:: What the task requires ::
Copy every record below exactly.

Source records:

[start]

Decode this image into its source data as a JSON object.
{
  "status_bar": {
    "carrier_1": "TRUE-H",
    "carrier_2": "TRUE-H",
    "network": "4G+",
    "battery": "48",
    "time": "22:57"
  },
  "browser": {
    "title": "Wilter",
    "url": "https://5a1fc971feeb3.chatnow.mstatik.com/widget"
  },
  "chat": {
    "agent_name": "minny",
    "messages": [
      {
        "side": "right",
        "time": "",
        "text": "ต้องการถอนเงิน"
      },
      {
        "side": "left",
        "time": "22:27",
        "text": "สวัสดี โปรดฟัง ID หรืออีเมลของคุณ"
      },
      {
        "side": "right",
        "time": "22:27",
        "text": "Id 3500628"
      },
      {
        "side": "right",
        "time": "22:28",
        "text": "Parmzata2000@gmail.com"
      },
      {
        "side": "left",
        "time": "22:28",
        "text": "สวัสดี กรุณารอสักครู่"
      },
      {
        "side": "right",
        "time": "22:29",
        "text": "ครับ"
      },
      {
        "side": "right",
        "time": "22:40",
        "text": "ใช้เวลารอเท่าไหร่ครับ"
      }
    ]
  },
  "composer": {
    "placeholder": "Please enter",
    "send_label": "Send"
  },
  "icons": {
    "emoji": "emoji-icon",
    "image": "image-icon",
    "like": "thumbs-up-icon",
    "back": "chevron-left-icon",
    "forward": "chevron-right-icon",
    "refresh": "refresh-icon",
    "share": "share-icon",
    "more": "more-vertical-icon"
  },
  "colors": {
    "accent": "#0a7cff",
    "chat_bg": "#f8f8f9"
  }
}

[end]

:: Complete answer ::
Decode this image into its source data as a JSON object.
{
  "status_bar": {
    "carrier_1": "TRUE-H",
    "carrier_2": "TRUE-H",
    "network": "4G+",
    "battery": "48",
    "time": "22:57"
  },
  "browser": {
    "title": "Wilter",
    "url": "https://5a1fc971feeb3.chatnow.mstatik.com/widget"
  },
  "chat": {
    "agent_name": "minny",
    "messages": [
      {
        "side": "right",
        "time": "",
        "text": "ต้องการถอนเงิน"
      },
      {
        "side": "left",
        "time": "22:27",
        "text": "สวัสดี โปรดฟัง ID หรืออีเมลของคุณ"
      },
      {
        "side": "right",
        "time": "22:27",
        "text": "Id 3500628"
      },
      {
        "side": "right",
        "time": "22:28",
        "text": "Parmzata2000@gmail.com"
      },
      {
        "side": "left",
        "time": "22:28",
        "text": "สวัสดี กรุณารอสักครู่"
      },
      {
        "side": "right",
        "time": "22:29",
        "text": "ครับ"
      },
      {
        "side": "right",
        "time": "22:40",
        "text": "ใช้เวลารอเท่าไหร่ครับ"
      }
    ]
  },
  "composer": {
    "placeholder": "Please enter",
    "send_label": "Send"
  },
  "icons": {
    "emoji": "emoji-icon",
    "image": "image-icon",
    "like": "thumbs-up-icon",
    "back": "chevron-left-icon",
    "forward": "chevron-right-icon",
    "refresh": "refresh-icon",
    "share": "share-icon",
    "more": "more-vertical-icon"
  },
  "colors": {
    "accent": "#0a7cff",
    "chat_bg": "#f8f8f9"
  }
}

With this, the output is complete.